-- Start INFORMATION SHOWN --

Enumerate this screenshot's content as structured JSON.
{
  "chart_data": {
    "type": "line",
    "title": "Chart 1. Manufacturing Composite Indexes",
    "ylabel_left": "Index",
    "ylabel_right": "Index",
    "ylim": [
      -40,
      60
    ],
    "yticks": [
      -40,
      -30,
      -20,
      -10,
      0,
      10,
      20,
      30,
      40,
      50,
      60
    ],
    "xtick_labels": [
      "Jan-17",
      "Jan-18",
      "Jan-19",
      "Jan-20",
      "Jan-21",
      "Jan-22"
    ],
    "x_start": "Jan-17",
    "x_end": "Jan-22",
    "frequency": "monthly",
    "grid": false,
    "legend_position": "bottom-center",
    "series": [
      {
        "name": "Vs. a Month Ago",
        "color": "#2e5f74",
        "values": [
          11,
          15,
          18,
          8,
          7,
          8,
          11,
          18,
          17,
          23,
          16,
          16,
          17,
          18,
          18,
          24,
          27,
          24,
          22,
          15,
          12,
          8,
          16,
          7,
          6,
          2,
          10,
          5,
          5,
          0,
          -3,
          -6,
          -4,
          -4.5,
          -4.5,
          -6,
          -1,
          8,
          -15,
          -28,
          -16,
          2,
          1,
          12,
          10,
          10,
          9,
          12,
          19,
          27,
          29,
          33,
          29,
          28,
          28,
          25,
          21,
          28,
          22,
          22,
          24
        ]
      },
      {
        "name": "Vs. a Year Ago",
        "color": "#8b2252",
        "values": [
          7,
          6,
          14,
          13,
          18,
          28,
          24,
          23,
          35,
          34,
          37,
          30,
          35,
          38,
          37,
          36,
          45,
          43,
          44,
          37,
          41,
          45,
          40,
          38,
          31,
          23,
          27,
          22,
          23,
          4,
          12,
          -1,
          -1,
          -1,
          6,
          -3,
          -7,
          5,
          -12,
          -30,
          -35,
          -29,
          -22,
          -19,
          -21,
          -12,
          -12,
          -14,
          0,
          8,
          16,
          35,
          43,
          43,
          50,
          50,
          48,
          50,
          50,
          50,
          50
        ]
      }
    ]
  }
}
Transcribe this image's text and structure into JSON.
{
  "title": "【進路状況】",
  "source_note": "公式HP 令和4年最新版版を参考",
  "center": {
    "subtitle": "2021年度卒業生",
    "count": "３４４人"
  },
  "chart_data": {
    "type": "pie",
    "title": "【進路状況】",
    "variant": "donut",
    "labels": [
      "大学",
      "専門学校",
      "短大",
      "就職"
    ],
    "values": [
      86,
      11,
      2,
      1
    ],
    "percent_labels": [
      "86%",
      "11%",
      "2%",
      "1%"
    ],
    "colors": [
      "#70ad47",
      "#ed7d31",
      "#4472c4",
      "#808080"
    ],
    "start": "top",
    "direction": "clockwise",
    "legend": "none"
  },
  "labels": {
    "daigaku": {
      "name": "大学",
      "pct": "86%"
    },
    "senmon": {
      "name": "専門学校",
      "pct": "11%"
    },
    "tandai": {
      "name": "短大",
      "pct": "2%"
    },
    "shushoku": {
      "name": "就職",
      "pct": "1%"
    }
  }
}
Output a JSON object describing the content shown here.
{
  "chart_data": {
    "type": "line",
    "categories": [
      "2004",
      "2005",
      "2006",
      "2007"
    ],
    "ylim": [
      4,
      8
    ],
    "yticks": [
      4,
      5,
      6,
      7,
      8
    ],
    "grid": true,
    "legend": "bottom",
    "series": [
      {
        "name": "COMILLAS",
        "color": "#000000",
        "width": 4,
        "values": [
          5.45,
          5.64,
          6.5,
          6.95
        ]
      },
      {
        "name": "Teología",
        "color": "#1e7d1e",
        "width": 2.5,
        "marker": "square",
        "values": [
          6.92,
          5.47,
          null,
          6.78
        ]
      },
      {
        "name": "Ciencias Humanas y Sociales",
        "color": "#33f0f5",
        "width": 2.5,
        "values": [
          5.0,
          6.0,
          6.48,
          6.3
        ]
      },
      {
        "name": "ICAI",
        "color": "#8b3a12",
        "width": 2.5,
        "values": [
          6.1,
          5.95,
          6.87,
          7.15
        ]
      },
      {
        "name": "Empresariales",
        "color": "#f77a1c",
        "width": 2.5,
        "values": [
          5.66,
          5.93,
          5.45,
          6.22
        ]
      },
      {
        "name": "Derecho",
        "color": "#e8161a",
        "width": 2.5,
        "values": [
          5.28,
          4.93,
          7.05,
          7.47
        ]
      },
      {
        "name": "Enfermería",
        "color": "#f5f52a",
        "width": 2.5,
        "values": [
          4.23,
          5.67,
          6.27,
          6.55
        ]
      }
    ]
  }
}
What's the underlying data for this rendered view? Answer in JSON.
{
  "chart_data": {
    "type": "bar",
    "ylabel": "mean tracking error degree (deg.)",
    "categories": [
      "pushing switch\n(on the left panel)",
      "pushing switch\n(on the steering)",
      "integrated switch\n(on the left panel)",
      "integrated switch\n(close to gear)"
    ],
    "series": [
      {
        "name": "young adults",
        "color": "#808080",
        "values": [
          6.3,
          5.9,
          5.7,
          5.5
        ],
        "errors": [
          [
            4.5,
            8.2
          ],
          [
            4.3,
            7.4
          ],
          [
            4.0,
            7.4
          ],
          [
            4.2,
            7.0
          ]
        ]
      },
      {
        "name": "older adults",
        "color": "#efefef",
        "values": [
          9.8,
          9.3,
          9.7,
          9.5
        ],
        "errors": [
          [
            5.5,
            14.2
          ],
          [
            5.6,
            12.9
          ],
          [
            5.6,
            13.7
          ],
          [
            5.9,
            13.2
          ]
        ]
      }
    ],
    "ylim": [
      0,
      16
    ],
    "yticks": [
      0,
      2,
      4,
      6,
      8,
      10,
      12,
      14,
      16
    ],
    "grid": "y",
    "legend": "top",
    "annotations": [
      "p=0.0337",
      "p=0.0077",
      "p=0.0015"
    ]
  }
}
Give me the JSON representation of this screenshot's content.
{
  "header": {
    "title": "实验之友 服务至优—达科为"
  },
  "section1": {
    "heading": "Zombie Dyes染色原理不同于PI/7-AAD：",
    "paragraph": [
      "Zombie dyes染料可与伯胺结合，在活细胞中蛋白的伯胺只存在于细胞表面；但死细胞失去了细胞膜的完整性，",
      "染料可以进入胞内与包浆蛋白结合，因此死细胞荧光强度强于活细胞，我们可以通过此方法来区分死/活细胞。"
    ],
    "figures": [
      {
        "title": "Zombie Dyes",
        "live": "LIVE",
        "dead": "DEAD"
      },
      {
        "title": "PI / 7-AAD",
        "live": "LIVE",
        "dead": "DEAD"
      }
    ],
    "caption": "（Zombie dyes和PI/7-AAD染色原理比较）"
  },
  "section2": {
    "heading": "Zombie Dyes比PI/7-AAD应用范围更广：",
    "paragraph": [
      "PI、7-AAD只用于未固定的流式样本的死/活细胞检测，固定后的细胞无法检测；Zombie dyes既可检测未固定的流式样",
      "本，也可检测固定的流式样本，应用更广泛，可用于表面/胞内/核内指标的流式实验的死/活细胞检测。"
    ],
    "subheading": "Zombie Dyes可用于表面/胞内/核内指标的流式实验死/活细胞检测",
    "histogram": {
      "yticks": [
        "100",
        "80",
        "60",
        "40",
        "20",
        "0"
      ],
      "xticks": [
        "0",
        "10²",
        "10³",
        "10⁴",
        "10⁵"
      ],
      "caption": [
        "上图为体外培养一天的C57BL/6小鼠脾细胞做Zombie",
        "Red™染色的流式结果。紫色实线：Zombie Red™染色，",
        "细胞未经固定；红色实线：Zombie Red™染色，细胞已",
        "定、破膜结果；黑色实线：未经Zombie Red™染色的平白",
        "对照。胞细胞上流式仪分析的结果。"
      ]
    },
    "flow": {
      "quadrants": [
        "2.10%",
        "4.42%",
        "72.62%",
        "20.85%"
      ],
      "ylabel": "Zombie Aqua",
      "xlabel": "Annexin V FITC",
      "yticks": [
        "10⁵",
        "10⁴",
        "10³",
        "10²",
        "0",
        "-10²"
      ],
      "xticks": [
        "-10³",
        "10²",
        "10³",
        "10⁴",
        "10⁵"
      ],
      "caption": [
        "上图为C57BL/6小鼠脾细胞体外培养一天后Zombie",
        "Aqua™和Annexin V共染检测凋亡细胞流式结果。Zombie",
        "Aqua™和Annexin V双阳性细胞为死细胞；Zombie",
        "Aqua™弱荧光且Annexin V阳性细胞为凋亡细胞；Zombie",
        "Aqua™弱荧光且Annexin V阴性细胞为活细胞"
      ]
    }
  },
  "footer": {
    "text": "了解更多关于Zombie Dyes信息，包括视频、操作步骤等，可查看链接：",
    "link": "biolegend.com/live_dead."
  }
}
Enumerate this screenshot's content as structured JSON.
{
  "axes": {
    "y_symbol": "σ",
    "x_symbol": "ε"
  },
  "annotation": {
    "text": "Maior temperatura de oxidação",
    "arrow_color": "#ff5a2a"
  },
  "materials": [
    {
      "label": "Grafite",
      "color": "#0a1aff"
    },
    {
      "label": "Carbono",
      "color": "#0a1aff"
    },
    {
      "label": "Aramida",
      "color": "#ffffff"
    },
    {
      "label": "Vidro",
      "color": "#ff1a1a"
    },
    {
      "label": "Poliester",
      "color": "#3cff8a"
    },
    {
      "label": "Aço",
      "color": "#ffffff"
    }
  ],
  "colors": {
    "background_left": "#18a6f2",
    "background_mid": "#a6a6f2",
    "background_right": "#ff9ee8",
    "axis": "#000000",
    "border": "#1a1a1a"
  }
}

-- End INFORMATION SHOWN --

Identify the lines above that contain the word "panel", then copy them.

      "pushing switch\n(on the left panel)",
      "integrated switch\n(on the left panel)",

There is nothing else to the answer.